= WRITTEN REQUEST =
Reproduce the records verbatim, from their first line through the line that contains "goal-item: 1、探讨广义中立系统的数学模型和特点，并分析系统的稳定性。: [144, 705, 603, 724]", including both of those lines.

________________

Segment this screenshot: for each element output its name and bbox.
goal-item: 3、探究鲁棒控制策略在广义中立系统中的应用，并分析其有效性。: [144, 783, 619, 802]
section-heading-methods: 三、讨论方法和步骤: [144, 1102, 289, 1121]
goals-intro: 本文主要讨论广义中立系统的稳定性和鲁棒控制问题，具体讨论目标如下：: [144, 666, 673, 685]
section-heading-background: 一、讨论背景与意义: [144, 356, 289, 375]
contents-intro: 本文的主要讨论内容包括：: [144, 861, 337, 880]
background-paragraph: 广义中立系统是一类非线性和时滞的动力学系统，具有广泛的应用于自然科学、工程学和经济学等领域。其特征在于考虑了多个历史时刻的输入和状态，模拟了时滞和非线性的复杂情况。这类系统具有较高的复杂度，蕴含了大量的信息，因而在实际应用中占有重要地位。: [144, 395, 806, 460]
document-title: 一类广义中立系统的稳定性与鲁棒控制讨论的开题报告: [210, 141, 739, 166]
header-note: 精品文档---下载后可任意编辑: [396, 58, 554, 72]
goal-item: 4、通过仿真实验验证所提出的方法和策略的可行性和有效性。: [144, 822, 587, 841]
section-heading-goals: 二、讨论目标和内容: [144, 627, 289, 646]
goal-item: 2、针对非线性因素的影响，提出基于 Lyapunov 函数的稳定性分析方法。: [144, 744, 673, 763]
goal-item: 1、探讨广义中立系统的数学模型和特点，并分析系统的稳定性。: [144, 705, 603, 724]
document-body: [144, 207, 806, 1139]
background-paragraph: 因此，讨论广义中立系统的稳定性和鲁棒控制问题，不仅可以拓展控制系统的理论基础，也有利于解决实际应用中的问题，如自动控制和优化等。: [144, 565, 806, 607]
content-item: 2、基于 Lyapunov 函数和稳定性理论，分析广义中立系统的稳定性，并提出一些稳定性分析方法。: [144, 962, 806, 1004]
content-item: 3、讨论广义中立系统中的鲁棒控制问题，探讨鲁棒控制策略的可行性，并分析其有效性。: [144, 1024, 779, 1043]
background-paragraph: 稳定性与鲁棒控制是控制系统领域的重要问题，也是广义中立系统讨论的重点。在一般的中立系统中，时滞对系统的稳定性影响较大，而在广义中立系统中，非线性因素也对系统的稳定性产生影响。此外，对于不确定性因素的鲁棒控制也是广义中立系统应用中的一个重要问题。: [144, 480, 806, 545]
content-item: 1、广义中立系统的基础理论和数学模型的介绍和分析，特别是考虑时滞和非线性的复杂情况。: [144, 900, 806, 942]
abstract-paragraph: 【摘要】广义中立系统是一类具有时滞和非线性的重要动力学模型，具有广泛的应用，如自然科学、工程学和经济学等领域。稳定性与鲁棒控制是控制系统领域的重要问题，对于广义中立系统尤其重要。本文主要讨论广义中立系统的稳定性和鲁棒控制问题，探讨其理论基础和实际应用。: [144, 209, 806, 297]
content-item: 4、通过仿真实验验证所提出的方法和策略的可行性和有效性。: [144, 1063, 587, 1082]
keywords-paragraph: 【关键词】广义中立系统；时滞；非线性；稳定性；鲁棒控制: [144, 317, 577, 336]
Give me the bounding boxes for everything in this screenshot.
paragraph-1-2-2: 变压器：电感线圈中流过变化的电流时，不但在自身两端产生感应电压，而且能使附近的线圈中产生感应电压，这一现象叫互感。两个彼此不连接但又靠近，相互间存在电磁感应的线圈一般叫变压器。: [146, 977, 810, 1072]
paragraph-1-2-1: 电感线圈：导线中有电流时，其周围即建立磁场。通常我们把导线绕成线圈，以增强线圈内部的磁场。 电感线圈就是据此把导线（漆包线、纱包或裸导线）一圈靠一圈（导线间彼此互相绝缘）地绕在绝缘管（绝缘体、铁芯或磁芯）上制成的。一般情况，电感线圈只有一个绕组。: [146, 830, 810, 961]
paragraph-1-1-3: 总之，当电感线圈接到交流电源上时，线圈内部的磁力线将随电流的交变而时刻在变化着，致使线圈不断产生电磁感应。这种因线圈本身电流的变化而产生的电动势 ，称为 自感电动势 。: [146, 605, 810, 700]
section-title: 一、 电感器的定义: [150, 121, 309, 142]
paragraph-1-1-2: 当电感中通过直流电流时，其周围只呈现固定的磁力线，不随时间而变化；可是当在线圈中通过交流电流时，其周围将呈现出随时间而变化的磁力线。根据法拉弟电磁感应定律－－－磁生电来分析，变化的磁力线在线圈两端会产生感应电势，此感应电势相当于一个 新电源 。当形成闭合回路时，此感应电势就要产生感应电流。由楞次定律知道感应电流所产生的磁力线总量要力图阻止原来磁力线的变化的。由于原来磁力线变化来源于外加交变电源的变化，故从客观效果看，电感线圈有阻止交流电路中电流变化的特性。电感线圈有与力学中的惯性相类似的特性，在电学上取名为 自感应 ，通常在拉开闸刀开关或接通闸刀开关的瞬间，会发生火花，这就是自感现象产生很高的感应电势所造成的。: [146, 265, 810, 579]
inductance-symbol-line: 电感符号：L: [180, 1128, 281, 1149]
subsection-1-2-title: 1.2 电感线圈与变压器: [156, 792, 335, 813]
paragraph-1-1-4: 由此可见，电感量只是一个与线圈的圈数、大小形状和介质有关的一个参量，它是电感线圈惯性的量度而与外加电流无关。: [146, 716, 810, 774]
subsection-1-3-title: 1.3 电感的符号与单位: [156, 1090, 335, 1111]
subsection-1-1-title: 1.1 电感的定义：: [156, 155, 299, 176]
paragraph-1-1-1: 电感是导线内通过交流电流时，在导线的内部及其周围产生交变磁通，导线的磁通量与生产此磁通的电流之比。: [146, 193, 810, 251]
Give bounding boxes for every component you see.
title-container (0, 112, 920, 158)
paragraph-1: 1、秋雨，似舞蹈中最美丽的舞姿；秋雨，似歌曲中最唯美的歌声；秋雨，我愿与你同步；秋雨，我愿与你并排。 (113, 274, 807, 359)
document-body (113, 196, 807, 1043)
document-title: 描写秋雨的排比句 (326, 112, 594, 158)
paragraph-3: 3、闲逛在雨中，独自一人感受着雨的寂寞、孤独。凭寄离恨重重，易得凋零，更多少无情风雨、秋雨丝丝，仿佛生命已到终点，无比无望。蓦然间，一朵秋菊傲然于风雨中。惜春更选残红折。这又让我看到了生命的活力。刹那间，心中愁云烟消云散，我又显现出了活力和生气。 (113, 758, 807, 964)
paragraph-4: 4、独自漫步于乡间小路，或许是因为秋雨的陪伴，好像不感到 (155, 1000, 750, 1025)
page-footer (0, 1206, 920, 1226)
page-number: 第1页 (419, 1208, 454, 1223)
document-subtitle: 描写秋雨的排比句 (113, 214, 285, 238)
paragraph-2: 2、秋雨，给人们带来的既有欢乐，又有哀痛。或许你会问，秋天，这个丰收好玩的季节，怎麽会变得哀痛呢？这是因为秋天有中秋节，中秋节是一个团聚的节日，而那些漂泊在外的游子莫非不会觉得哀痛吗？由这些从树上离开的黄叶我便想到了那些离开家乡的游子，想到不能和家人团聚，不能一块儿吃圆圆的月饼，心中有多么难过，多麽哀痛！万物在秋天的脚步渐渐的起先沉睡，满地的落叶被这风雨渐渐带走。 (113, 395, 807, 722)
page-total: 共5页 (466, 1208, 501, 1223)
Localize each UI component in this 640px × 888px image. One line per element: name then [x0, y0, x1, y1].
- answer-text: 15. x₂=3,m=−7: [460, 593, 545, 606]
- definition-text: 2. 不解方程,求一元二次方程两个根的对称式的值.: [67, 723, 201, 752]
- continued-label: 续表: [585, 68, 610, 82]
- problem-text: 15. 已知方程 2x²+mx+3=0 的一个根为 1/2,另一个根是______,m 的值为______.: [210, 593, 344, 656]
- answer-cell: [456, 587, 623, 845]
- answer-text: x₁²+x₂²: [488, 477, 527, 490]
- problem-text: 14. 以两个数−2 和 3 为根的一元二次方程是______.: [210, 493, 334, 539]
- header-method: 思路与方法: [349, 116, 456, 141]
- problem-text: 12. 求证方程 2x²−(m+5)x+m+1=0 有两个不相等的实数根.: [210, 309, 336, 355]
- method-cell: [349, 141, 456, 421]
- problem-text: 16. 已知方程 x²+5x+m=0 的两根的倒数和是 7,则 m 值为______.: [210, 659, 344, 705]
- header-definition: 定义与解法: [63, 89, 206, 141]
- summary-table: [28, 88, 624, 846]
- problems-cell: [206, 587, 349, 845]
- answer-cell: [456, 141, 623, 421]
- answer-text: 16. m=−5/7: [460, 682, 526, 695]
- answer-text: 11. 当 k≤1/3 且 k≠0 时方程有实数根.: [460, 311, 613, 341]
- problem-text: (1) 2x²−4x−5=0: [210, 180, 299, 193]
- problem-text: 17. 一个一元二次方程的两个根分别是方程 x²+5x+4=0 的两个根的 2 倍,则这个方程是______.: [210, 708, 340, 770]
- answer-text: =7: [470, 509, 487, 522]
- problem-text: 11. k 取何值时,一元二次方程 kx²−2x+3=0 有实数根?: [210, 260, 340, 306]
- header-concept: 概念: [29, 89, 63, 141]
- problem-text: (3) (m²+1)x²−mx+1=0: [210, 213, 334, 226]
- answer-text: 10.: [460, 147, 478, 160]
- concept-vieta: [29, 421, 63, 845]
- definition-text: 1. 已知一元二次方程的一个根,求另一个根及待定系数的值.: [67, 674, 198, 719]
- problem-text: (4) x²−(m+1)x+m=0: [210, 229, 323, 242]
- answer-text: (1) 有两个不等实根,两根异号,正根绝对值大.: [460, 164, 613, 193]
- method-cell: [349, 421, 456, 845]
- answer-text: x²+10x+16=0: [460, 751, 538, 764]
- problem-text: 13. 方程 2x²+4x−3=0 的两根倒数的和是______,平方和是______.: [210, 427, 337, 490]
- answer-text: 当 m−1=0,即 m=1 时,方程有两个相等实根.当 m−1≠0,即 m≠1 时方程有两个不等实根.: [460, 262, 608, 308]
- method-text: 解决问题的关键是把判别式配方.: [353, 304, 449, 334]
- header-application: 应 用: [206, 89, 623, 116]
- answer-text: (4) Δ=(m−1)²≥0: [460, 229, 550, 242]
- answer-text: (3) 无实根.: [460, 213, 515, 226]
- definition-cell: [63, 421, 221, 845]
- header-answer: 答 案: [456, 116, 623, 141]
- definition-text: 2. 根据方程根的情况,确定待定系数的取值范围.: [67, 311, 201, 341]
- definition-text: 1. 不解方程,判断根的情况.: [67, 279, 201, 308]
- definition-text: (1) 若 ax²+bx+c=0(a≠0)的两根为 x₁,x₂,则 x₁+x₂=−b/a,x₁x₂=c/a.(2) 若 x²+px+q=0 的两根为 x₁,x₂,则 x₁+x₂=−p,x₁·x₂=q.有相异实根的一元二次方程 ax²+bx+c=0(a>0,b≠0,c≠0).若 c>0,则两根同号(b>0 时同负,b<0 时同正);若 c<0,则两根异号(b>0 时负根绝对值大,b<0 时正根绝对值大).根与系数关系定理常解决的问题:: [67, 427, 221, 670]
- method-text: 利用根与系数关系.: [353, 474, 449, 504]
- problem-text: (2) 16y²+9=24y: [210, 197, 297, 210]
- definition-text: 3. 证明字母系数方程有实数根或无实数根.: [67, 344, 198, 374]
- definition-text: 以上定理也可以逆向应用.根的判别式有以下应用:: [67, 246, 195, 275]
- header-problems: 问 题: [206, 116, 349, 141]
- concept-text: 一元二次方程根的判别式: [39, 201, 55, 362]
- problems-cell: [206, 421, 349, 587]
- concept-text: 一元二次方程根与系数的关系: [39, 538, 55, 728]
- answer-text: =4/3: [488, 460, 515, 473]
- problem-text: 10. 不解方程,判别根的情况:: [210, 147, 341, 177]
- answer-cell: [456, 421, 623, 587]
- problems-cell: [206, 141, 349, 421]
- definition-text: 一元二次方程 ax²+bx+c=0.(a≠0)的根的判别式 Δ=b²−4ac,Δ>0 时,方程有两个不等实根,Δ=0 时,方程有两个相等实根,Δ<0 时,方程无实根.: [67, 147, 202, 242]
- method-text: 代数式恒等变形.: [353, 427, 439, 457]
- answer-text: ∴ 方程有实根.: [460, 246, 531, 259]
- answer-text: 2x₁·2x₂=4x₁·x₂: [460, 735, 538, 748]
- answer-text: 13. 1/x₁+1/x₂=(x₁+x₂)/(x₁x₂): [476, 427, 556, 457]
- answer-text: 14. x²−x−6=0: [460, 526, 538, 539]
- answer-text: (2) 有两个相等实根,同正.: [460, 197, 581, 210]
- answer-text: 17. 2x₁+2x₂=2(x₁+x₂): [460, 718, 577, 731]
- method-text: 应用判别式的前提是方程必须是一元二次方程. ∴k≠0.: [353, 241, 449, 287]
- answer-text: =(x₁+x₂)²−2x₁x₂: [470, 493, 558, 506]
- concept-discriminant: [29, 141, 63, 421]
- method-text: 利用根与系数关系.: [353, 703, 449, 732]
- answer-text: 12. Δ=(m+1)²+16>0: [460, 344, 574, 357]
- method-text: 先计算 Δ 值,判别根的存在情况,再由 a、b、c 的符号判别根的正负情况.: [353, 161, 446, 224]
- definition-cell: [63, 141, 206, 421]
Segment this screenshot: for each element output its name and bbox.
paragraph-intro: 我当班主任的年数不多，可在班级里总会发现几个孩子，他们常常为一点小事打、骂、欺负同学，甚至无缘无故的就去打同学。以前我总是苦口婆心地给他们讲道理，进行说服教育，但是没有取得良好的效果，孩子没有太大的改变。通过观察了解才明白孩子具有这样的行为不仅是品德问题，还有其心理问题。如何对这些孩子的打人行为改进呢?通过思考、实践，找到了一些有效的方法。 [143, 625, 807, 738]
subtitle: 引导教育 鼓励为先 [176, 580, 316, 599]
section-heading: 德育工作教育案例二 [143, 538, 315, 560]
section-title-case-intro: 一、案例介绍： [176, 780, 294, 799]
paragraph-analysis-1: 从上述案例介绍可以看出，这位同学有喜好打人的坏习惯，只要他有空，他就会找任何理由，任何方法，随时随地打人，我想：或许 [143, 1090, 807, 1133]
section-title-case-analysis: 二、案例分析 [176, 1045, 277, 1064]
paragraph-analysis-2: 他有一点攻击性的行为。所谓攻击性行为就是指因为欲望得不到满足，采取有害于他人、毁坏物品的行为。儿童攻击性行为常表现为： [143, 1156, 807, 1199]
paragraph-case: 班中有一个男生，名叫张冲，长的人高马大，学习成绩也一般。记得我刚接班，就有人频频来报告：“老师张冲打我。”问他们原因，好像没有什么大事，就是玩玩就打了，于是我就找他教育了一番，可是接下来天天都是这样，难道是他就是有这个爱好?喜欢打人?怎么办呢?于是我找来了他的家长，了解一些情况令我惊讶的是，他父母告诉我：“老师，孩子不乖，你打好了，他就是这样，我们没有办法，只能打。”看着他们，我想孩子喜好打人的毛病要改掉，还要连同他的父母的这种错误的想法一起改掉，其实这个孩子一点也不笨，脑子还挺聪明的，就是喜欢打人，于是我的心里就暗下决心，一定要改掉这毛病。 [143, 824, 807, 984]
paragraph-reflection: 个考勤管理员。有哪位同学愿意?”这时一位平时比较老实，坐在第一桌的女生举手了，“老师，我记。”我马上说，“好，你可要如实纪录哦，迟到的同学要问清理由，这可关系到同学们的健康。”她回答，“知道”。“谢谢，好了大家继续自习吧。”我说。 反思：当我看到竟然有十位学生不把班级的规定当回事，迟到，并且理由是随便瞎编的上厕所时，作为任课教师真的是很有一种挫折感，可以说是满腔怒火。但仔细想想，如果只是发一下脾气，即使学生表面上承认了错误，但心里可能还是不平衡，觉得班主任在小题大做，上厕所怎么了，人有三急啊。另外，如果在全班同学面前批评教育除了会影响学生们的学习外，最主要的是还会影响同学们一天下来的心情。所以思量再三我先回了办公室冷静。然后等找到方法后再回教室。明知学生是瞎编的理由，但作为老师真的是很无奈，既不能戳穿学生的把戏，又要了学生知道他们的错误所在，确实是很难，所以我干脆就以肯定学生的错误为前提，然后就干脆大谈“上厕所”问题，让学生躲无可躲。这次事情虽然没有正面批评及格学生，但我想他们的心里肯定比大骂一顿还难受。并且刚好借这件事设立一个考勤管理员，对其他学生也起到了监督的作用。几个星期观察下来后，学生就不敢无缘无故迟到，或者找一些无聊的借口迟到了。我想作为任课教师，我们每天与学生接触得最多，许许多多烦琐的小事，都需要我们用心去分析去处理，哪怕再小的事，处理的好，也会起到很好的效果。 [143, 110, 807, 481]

________________

= SOLUTION FOR THIS EXERCISE =
Segment this screenshot: for each element output its name and bbox.
goal-item: 3、探究鲁棒控制策略在广义中立系统中的应用，并分析其有效性。: [144, 783, 619, 802]
section-heading-methods: 三、讨论方法和步骤: [144, 1102, 289, 1121]
goals-intro: 本文主要讨论广义中立系统的稳定性和鲁棒控制问题，具体讨论目标如下：: [144, 666, 673, 685]
section-heading-background: 一、讨论背景与意义: [144, 356, 289, 375]
contents-intro: 本文的主要讨论内容包括：: [144, 861, 337, 880]
background-paragraph: 广义中立系统是一类非线性和时滞的动力学系统，具有广泛的应用于自然科学、工程学和经济学等领域。其特征在于考虑了多个历史时刻的输入和状态，模拟了时滞和非线性的复杂情况。这类系统具有较高的复杂度，蕴含了大量的信息，因而在实际应用中占有重要地位。: [144, 395, 806, 460]
document-title: 一类广义中立系统的稳定性与鲁棒控制讨论的开题报告: [210, 141, 739, 166]
header-note: 精品文档---下载后可任意编辑: [396, 58, 554, 72]
goal-item: 4、通过仿真实验验证所提出的方法和策略的可行性和有效性。: [144, 822, 587, 841]
section-heading-goals: 二、讨论目标和内容: [144, 627, 289, 646]
goal-item: 2、针对非线性因素的影响，提出基于 Lyapunov 函数的稳定性分析方法。: [144, 744, 673, 763]
goal-item: 1、探讨广义中立系统的数学模型和特点，并分析系统的稳定性。: [144, 705, 603, 724]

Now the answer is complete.